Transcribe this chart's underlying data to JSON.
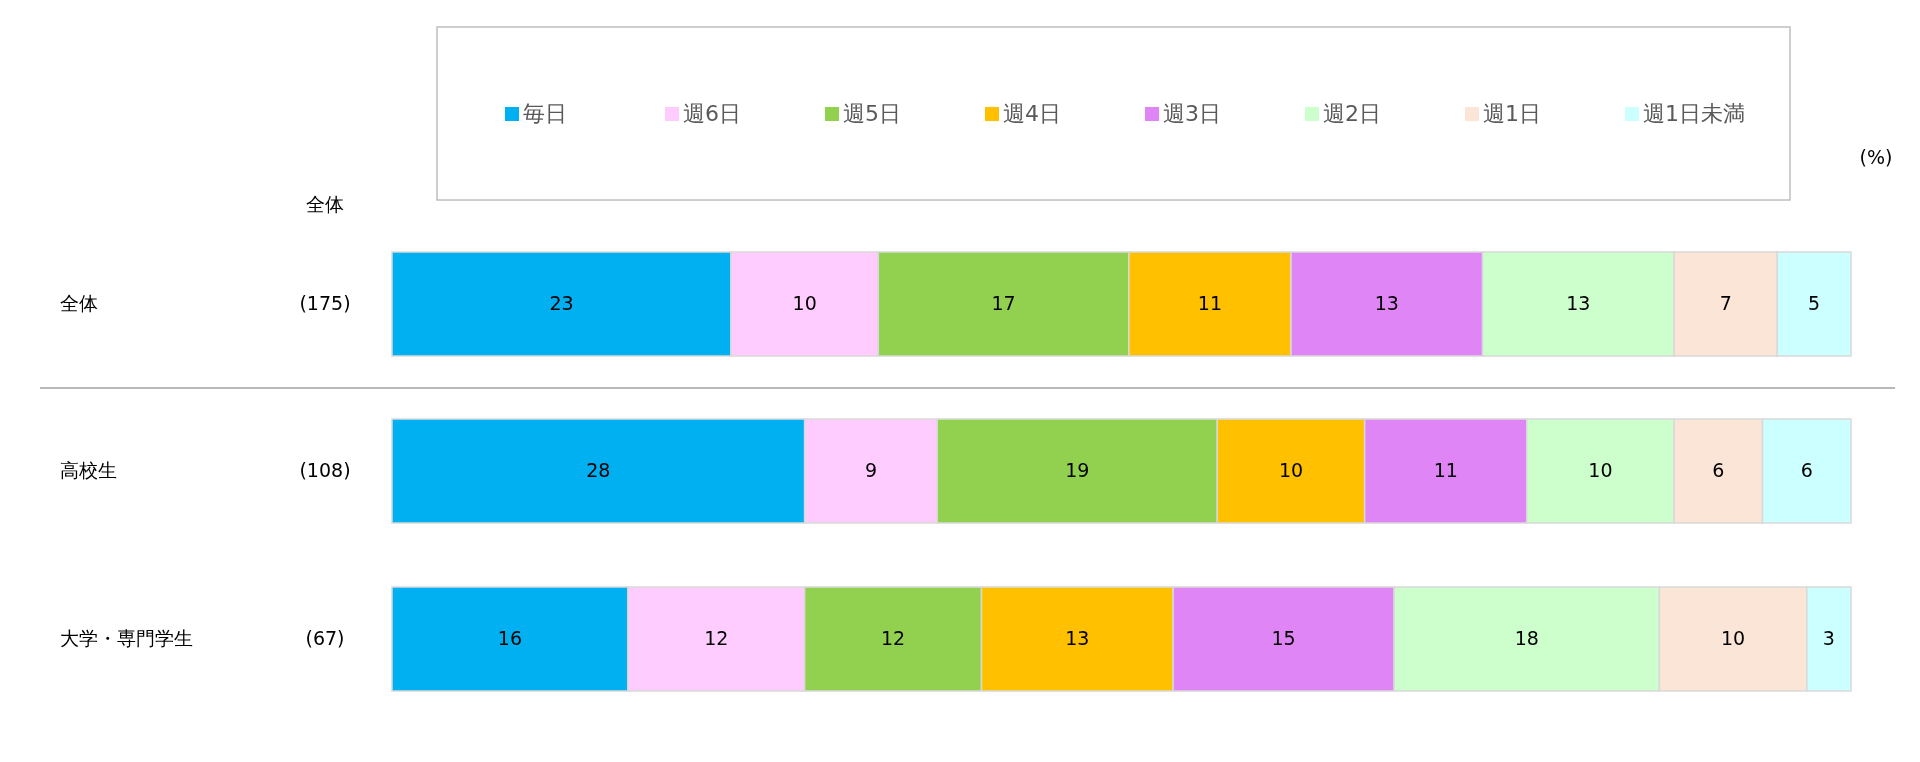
{
  "chart_data": {
    "type": "bar",
    "orientation": "horizontal",
    "stacked": true,
    "data_labels": true,
    "legend": "top",
    "categories": [
      "全体",
      "高校生",
      "大学・専門学生"
    ],
    "series": [
      {
        "name": "毎日",
        "color": "#00b0f0",
        "values": [
          23,
          28,
          16
        ]
      },
      {
        "name": "週6日",
        "color": "#ffccff",
        "values": [
          10,
          9,
          12
        ]
      },
      {
        "name": "週5日",
        "color": "#92d050",
        "values": [
          17,
          19,
          12
        ]
      },
      {
        "name": "週4日",
        "color": "#ffc000",
        "values": [
          11,
          10,
          13
        ]
      },
      {
        "name": "週3日",
        "color": "#e085f5",
        "values": [
          13,
          11,
          15
        ]
      },
      {
        "name": "週2日",
        "color": "#ccffcc",
        "values": [
          13,
          10,
          18
        ]
      },
      {
        "name": "週1日",
        "color": "#fbe5d6",
        "values": [
          7,
          6,
          10
        ]
      },
      {
        "name": "週1日未満",
        "color": "#ccffff",
        "values": [
          5,
          6,
          3
        ]
      }
    ],
    "annotations": [
      "全体",
      "(%)",
      "(175)",
      "(108)",
      "(67)"
    ]
  }
}
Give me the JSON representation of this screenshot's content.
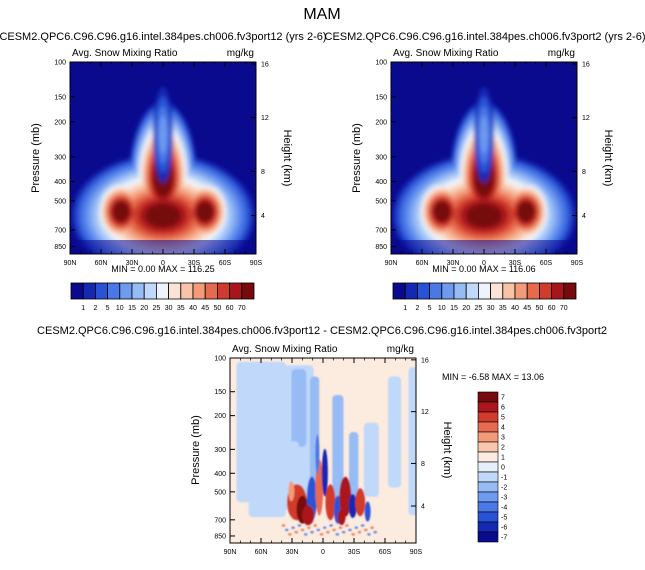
{
  "page": {
    "title": "MAM"
  },
  "colors": {
    "frame": "#000000",
    "cmap_abs": [
      "#0a0a8f",
      "#1428b4",
      "#2a52d6",
      "#4a78e6",
      "#6e9af0",
      "#97bcf5",
      "#c0d8fa",
      "#eef3fb",
      "#fbe4d6",
      "#f8c3a6",
      "#f39a78",
      "#e66a4e",
      "#cf3b2c",
      "#a8161b",
      "#760a0e"
    ],
    "cmap_diff": [
      "#0a0a8f",
      "#1428b4",
      "#2a52d6",
      "#4a78e6",
      "#6e9af0",
      "#97bcf5",
      "#c0d8fa",
      "#e6f0fb",
      "#fcebdf",
      "#f8c8ae",
      "#f39b79",
      "#e76b50",
      "#d13b2c",
      "#aa161b",
      "#760a0e"
    ]
  },
  "panels": {
    "top_left": {
      "title": "CESM2.QPC6.C96.C96.g16.intel.384pes.ch006.fv3port12 (yrs 2-6)",
      "left_string": "Avg. Snow Mixing Ratio",
      "right_string": "mg/kg",
      "stats": "MIN =   0.00  MAX = 116.25"
    },
    "top_right": {
      "title": "CESM2.QPC6.C96.C96.g16.intel.384pes.ch006.fv3port2 (yrs 2-6)",
      "left_string": "Avg. Snow Mixing Ratio",
      "right_string": "mg/kg",
      "stats": "MIN =   0.00  MAX = 116.06"
    },
    "bottom": {
      "title": "CESM2.QPC6.C96.C96.g16.intel.384pes.ch006.fv3port12 - CESM2.QPC6.C96.C96.g16.intel.384pes.ch006.fv3port2",
      "left_string": "Avg. Snow Mixing Ratio",
      "right_string": "mg/kg",
      "stats": "MIN = -6.58  MAX = 13.06"
    }
  },
  "chart_data": [
    {
      "type": "heatmap",
      "title": "CESM2.QPC6.C96.C96.g16.intel.384pes.ch006.fv3port12 (yrs 2-6)",
      "variable": "Avg. Snow Mixing Ratio",
      "units": "mg/kg",
      "ylabel": "Pressure (mb)",
      "ylabel_right": "Height (km)",
      "x_ticks": [
        "90N",
        "60N",
        "30N",
        "0",
        "30S",
        "60S",
        "90S"
      ],
      "y_ticks": [
        "100",
        "150",
        "200",
        "300",
        "400",
        "500",
        "700",
        "850"
      ],
      "y_right_ticks": [
        "16",
        "12",
        "8",
        "4"
      ],
      "min": 0.0,
      "max": 116.25
    },
    {
      "type": "heatmap",
      "title": "CESM2.QPC6.C96.C96.g16.intel.384pes.ch006.fv3port2 (yrs 2-6)",
      "variable": "Avg. Snow Mixing Ratio",
      "units": "mg/kg",
      "ylabel": "Pressure (mb)",
      "ylabel_right": "Height (km)",
      "x_ticks": [
        "90N",
        "60N",
        "30N",
        "0",
        "30S",
        "60S",
        "90S"
      ],
      "y_ticks": [
        "100",
        "150",
        "200",
        "300",
        "400",
        "500",
        "700",
        "850"
      ],
      "y_right_ticks": [
        "16",
        "12",
        "8",
        "4"
      ],
      "min": 0.0,
      "max": 116.06
    },
    {
      "type": "heatmap",
      "title": "CESM2.QPC6.C96.C96.g16.intel.384pes.ch006.fv3port12 - CESM2.QPC6.C96.C96.g16.intel.384pes.ch006.fv3port2",
      "variable": "Avg. Snow Mixing Ratio",
      "units": "mg/kg",
      "ylabel": "Pressure (mb)",
      "ylabel_right": "Height (km)",
      "x_ticks": [
        "90N",
        "60N",
        "30N",
        "0",
        "30S",
        "60S",
        "90S"
      ],
      "y_ticks": [
        "100",
        "150",
        "200",
        "300",
        "400",
        "500",
        "700",
        "850"
      ],
      "y_right_ticks": [
        "16",
        "12",
        "8",
        "4"
      ],
      "min": -6.58,
      "max": 13.06
    }
  ],
  "colorbars": {
    "absolute": {
      "labels": [
        "1",
        "2",
        "5",
        "10",
        "15",
        "20",
        "25",
        "30",
        "35",
        "40",
        "45",
        "50",
        "60",
        "70"
      ]
    },
    "difference": {
      "labels": [
        "7",
        "6",
        "5",
        "4",
        "3",
        "2",
        "1",
        "0",
        "-1",
        "-2",
        "-3",
        "-4",
        "-5",
        "-6",
        "-7"
      ]
    }
  }
}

• What is required: Exclude the pictures and repeat every other part of the records word for word.

• Written answer:
Transcribe this chart's underlying data to JSON.
{
  "chart_data": {
    "type": "bar",
    "orientation": "horizontal",
    "stacked": true,
    "data_labels": true,
    "legend": "top",
    "categories": [
      "全体",
      "高校生",
      "大学・専門学生"
    ],
    "series": [
      {
        "name": "毎日",
        "color": "#00b0f0",
        "values": [
          23,
          28,
          16
        ]
      },
      {
        "name": "週6日",
        "color": "#ffccff",
        "values": [
          10,
          9,
          12
        ]
      },
      {
        "name": "週5日",
        "color": "#92d050",
        "values": [
          17,
          19,
          12
        ]
      },
      {
        "name": "週4日",
        "color": "#ffc000",
        "values": [
          11,
          10,
          13
        ]
      },
      {
        "name": "週3日",
        "color": "#e085f5",
        "values": [
          13,
          11,
          15
        ]
      },
      {
        "name": "週2日",
        "color": "#ccffcc",
        "values": [
          13,
          10,
          18
        ]
      },
      {
        "name": "週1日",
        "color": "#fbe5d6",
        "values": [
          7,
          6,
          10
        ]
      },
      {
        "name": "週1日未満",
        "color": "#ccffff",
        "values": [
          5,
          6,
          3
        ]
      }
    ],
    "annotations": [
      "全体",
      "(%)",
      "(175)",
      "(108)",
      "(67)"
    ]
  }
}
Give me the JSON representation of this screenshot's content.
{
  "page": {
    "title": "MAM"
  },
  "colors": {
    "frame": "#000000",
    "cmap_abs": [
      "#0a0a8f",
      "#1428b4",
      "#2a52d6",
      "#4a78e6",
      "#6e9af0",
      "#97bcf5",
      "#c0d8fa",
      "#eef3fb",
      "#fbe4d6",
      "#f8c3a6",
      "#f39a78",
      "#e66a4e",
      "#cf3b2c",
      "#a8161b",
      "#760a0e"
    ],
    "cmap_diff": [
      "#0a0a8f",
      "#1428b4",
      "#2a52d6",
      "#4a78e6",
      "#6e9af0",
      "#97bcf5",
      "#c0d8fa",
      "#e6f0fb",
      "#fcebdf",
      "#f8c8ae",
      "#f39b79",
      "#e76b50",
      "#d13b2c",
      "#aa161b",
      "#760a0e"
    ]
  },
  "panels": {
    "top_left": {
      "title": "CESM2.QPC6.C96.C96.g16.intel.384pes.ch006.fv3port12 (yrs 2-6)",
      "left_string": "Avg. Snow Mixing Ratio",
      "right_string": "mg/kg",
      "stats": "MIN =   0.00  MAX = 116.25"
    },
    "top_right": {
      "title": "CESM2.QPC6.C96.C96.g16.intel.384pes.ch006.fv3port2 (yrs 2-6)",
      "left_string": "Avg. Snow Mixing Ratio",
      "right_string": "mg/kg",
      "stats": "MIN =   0.00  MAX = 116.06"
    },
    "bottom": {
      "title": "CESM2.QPC6.C96.C96.g16.intel.384pes.ch006.fv3port12 - CESM2.QPC6.C96.C96.g16.intel.384pes.ch006.fv3port2",
      "left_string": "Avg. Snow Mixing Ratio",
      "right_string": "mg/kg",
      "stats": "MIN = -6.58  MAX = 13.06"
    }
  },
  "chart_data": [
    {
      "type": "heatmap",
      "title": "CESM2.QPC6.C96.C96.g16.intel.384pes.ch006.fv3port12 (yrs 2-6)",
      "variable": "Avg. Snow Mixing Ratio",
      "units": "mg/kg",
      "ylabel": "Pressure (mb)",
      "ylabel_right": "Height (km)",
      "x_ticks": [
        "90N",
        "60N",
        "30N",
        "0",
        "30S",
        "60S",
        "90S"
      ],
      "y_ticks": [
        "100",
        "150",
        "200",
        "300",
        "400",
        "500",
        "700",
        "850"
      ],
      "y_right_ticks": [
        "16",
        "12",
        "8",
        "4"
      ],
      "min": 0.0,
      "max": 116.25
    },
    {
      "type": "heatmap",
      "title": "CESM2.QPC6.C96.C96.g16.intel.384pes.ch006.fv3port2 (yrs 2-6)",
      "variable": "Avg. Snow Mixing Ratio",
      "units": "mg/kg",
      "ylabel": "Pressure (mb)",
      "ylabel_right": "Height (km)",
      "x_ticks": [
        "90N",
        "60N",
        "30N",
        "0",
        "30S",
        "60S",
        "90S"
      ],
      "y_ticks": [
        "100",
        "150",
        "200",
        "300",
        "400",
        "500",
        "700",
        "850"
      ],
      "y_right_ticks": [
        "16",
        "12",
        "8",
        "4"
      ],
      "min": 0.0,
      "max": 116.06
    },
    {
      "type": "heatmap",
      "title": "CESM2.QPC6.C96.C96.g16.intel.384pes.ch006.fv3port12 - CESM2.QPC6.C96.C96.g16.intel.384pes.ch006.fv3port2",
      "variable": "Avg. Snow Mixing Ratio",
      "units": "mg/kg",
      "ylabel": "Pressure (mb)",
      "ylabel_right": "Height (km)",
      "x_ticks": [
        "90N",
        "60N",
        "30N",
        "0",
        "30S",
        "60S",
        "90S"
      ],
      "y_ticks": [
        "100",
        "150",
        "200",
        "300",
        "400",
        "500",
        "700",
        "850"
      ],
      "y_right_ticks": [
        "16",
        "12",
        "8",
        "4"
      ],
      "min": -6.58,
      "max": 13.06
    }
  ],
  "colorbars": {
    "absolute": {
      "labels": [
        "1",
        "2",
        "5",
        "10",
        "15",
        "20",
        "25",
        "30",
        "35",
        "40",
        "45",
        "50",
        "60",
        "70"
      ]
    },
    "difference": {
      "labels": [
        "7",
        "6",
        "5",
        "4",
        "3",
        "2",
        "1",
        "0",
        "-1",
        "-2",
        "-3",
        "-4",
        "-5",
        "-6",
        "-7"
      ]
    }
  }
}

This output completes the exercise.